DIRECTIVE => Answer with a single number: the count of lines that hold "stereotype".

Rows from a dataset:
------------------------------------------------------------------------

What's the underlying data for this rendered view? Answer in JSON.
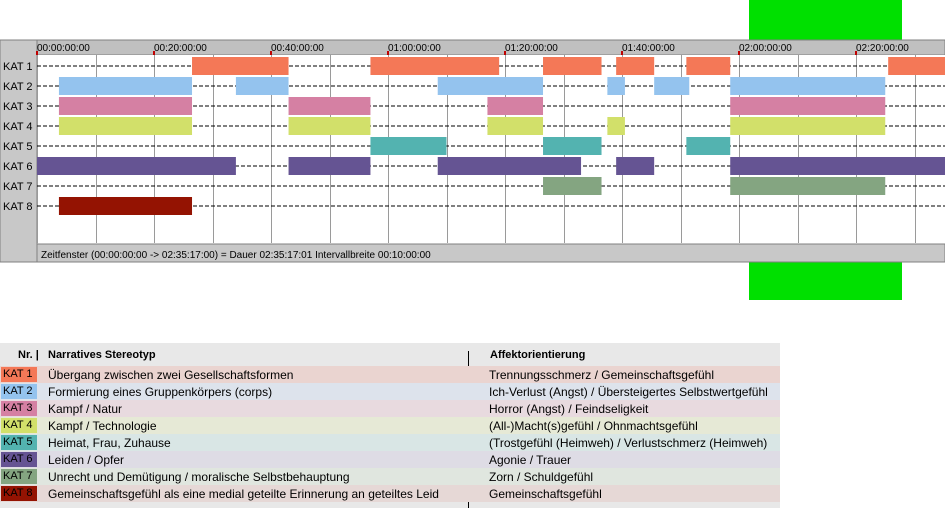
{
  "chart_data": {
    "type": "timeline",
    "time_axis": {
      "start": "00:00:00:00",
      "end": "02:35:17:00",
      "tick_labels": [
        "00:00:00:00",
        "00:20:00:00",
        "00:40:00:00",
        "01:00:00:00",
        "01:20:00:00",
        "01:40:00:00",
        "02:00:00:00",
        "02:20:00:00"
      ],
      "gridline_interval_minutes": 10
    },
    "status_text": "Zeitfenster (00:00:00:00 -> 02:35:17:00) = Dauer 02:35:17:01    Intervallbreite 00:10:00:00",
    "series": [
      {
        "name": "KAT 1",
        "color": "#f47857",
        "intervals": [
          [
            "00:26:30",
            "00:43:00"
          ],
          [
            "00:57:00",
            "01:19:00"
          ],
          [
            "01:26:30",
            "01:36:30"
          ],
          [
            "01:39:00",
            "01:45:30"
          ],
          [
            "01:51:00",
            "01:58:30"
          ],
          [
            "02:25:30",
            "02:35:17"
          ]
        ]
      },
      {
        "name": "KAT 2",
        "color": "#94c3ee",
        "intervals": [
          [
            "00:03:45",
            "00:26:30"
          ],
          [
            "00:34:00",
            "00:43:00"
          ],
          [
            "01:08:30",
            "01:26:30"
          ],
          [
            "01:37:30",
            "01:40:30"
          ],
          [
            "01:45:30",
            "01:51:30"
          ],
          [
            "01:58:30",
            "02:25:00"
          ]
        ]
      },
      {
        "name": "KAT 3",
        "color": "#d580a3",
        "intervals": [
          [
            "00:03:45",
            "00:26:30"
          ],
          [
            "00:43:00",
            "00:57:00"
          ],
          [
            "01:17:00",
            "01:26:30"
          ],
          [
            "01:58:30",
            "02:25:00"
          ]
        ]
      },
      {
        "name": "KAT 4",
        "color": "#d2e06a",
        "intervals": [
          [
            "00:03:45",
            "00:26:30"
          ],
          [
            "00:43:00",
            "00:57:00"
          ],
          [
            "01:17:00",
            "01:26:30"
          ],
          [
            "01:37:30",
            "01:40:30"
          ],
          [
            "01:58:30",
            "02:25:00"
          ]
        ]
      },
      {
        "name": "KAT 5",
        "color": "#53b3b0",
        "intervals": [
          [
            "00:57:00",
            "01:10:00"
          ],
          [
            "01:26:30",
            "01:36:30"
          ],
          [
            "01:51:00",
            "01:58:30"
          ]
        ]
      },
      {
        "name": "KAT 6",
        "color": "#655493",
        "intervals": [
          [
            "00:00:00",
            "00:34:00"
          ],
          [
            "00:43:00",
            "00:57:00"
          ],
          [
            "01:08:30",
            "01:33:00"
          ],
          [
            "01:39:00",
            "01:45:30"
          ],
          [
            "01:58:30",
            "02:35:17"
          ]
        ]
      },
      {
        "name": "KAT 7",
        "color": "#84a581",
        "intervals": [
          [
            "01:26:30",
            "01:36:30"
          ],
          [
            "01:58:30",
            "02:25:00"
          ]
        ]
      },
      {
        "name": "KAT 8",
        "color": "#941302",
        "intervals": [
          [
            "00:03:45",
            "00:26:30"
          ]
        ]
      }
    ]
  },
  "legend": {
    "headers": {
      "nr": "Nr. |",
      "stereotype": "Narratives Stereotyp",
      "affekt": "Affektorientierung"
    },
    "rows": [
      {
        "kat": "KAT 1",
        "color": "#f47857",
        "stereotype": "Übergang zwischen zwei Gesellschaftsformen",
        "affekt": "Trennungsschmerz / Gemeinschaftsgefühl",
        "row_bg": "#ead4d0"
      },
      {
        "kat": "KAT 2",
        "color": "#94c3ee",
        "stereotype": "Formierung eines Gruppenkörpers (corps)",
        "affekt": "Ich-Verlust (Angst) / Übersteigertes Selbstwertgefühl",
        "row_bg": "#dde3ec"
      },
      {
        "kat": "KAT 3",
        "color": "#d580a3",
        "stereotype": "Kampf / Natur",
        "affekt": "Horror (Angst) / Feindseligkeit",
        "row_bg": "#e8dadf"
      },
      {
        "kat": "KAT 4",
        "color": "#d2e06a",
        "stereotype": "Kampf / Technologie",
        "affekt": "(All-)Macht(s)gefühl / Ohnmachtsgefühl",
        "row_bg": "#e6e9d6"
      },
      {
        "kat": "KAT 5",
        "color": "#53b3b0",
        "stereotype": "Heimat, Frau, Zuhause",
        "affekt": "(Trostgefühl (Heimweh) / Verlustschmerz (Heimweh)",
        "row_bg": "#d9e6e5"
      },
      {
        "kat": "KAT 6",
        "color": "#655493",
        "stereotype": "Leiden / Opfer",
        "affekt": "Agonie / Trauer",
        "row_bg": "#dedce5"
      },
      {
        "kat": "KAT 7",
        "color": "#84a581",
        "stereotype": "Unrecht und Demütigung / moralische Selbstbehauptung",
        "affekt": "Zorn / Schuldgefühl",
        "row_bg": "#e0e6df"
      },
      {
        "kat": "KAT 8",
        "color": "#941302",
        "stereotype": "Gemeinschaftsgefühl als eine medial geteilte Erinnerung an geteiltes Leid",
        "affekt": "Gemeinschaftsgefühl",
        "row_bg": "#e6d8d6"
      }
    ]
  }
}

------------------------------------------------------------------------

WRITTEN ANSWER => 9